• Problem requirements: Omit all images. Transcribe the rest of the material below exactly.

Figure dataset records
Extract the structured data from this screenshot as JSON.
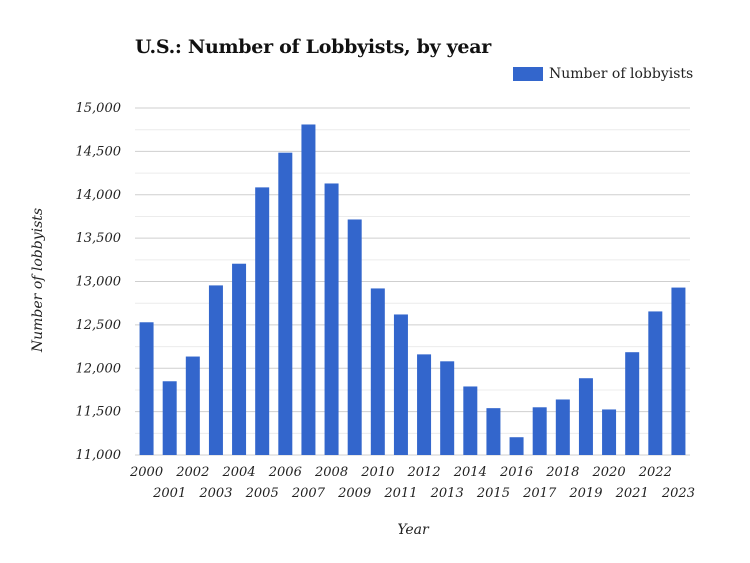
{
  "chart_data": {
    "type": "bar",
    "title": "U.S.: Number of Lobbyists, by year",
    "xlabel": "Year",
    "ylabel": "Number of lobbyists",
    "ylim": [
      11000,
      15000
    ],
    "yticks": [
      11000,
      11500,
      12000,
      12500,
      13000,
      13500,
      14000,
      14500,
      15000
    ],
    "ytick_labels": [
      "11,000",
      "11,500",
      "12,000",
      "12,500",
      "13,000",
      "13,500",
      "14,000",
      "14,500",
      "15,000"
    ],
    "grid": true,
    "legend_position": "top-right",
    "categories": [
      "2000",
      "2001",
      "2002",
      "2003",
      "2004",
      "2005",
      "2006",
      "2007",
      "2008",
      "2009",
      "2010",
      "2011",
      "2012",
      "2013",
      "2014",
      "2015",
      "2016",
      "2017",
      "2018",
      "2019",
      "2020",
      "2021",
      "2022",
      "2023"
    ],
    "series": [
      {
        "name": "Number of lobbyists",
        "color": "#3366cc",
        "values": [
          12530,
          11850,
          12135,
          12955,
          13205,
          14085,
          14485,
          14810,
          14130,
          13715,
          12920,
          12620,
          12160,
          12080,
          11790,
          11540,
          11205,
          11550,
          11640,
          11885,
          11525,
          12185,
          12655,
          12930
        ]
      }
    ]
  }
}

• Result:
Extract the structured data from this screenshot as JSON.
{
  "chart_data": {
    "type": "bar",
    "title": "U.S.: Number of Lobbyists, by year",
    "xlabel": "Year",
    "ylabel": "Number of lobbyists",
    "ylim": [
      11000,
      15000
    ],
    "yticks": [
      11000,
      11500,
      12000,
      12500,
      13000,
      13500,
      14000,
      14500,
      15000
    ],
    "ytick_labels": [
      "11,000",
      "11,500",
      "12,000",
      "12,500",
      "13,000",
      "13,500",
      "14,000",
      "14,500",
      "15,000"
    ],
    "grid": true,
    "legend_position": "top-right",
    "categories": [
      "2000",
      "2001",
      "2002",
      "2003",
      "2004",
      "2005",
      "2006",
      "2007",
      "2008",
      "2009",
      "2010",
      "2011",
      "2012",
      "2013",
      "2014",
      "2015",
      "2016",
      "2017",
      "2018",
      "2019",
      "2020",
      "2021",
      "2022",
      "2023"
    ],
    "series": [
      {
        "name": "Number of lobbyists",
        "color": "#3366cc",
        "values": [
          12530,
          11850,
          12135,
          12955,
          13205,
          14085,
          14485,
          14810,
          14130,
          13715,
          12920,
          12620,
          12160,
          12080,
          11790,
          11540,
          11205,
          11550,
          11640,
          11885,
          11525,
          12185,
          12655,
          12930
        ]
      }
    ]
  }
}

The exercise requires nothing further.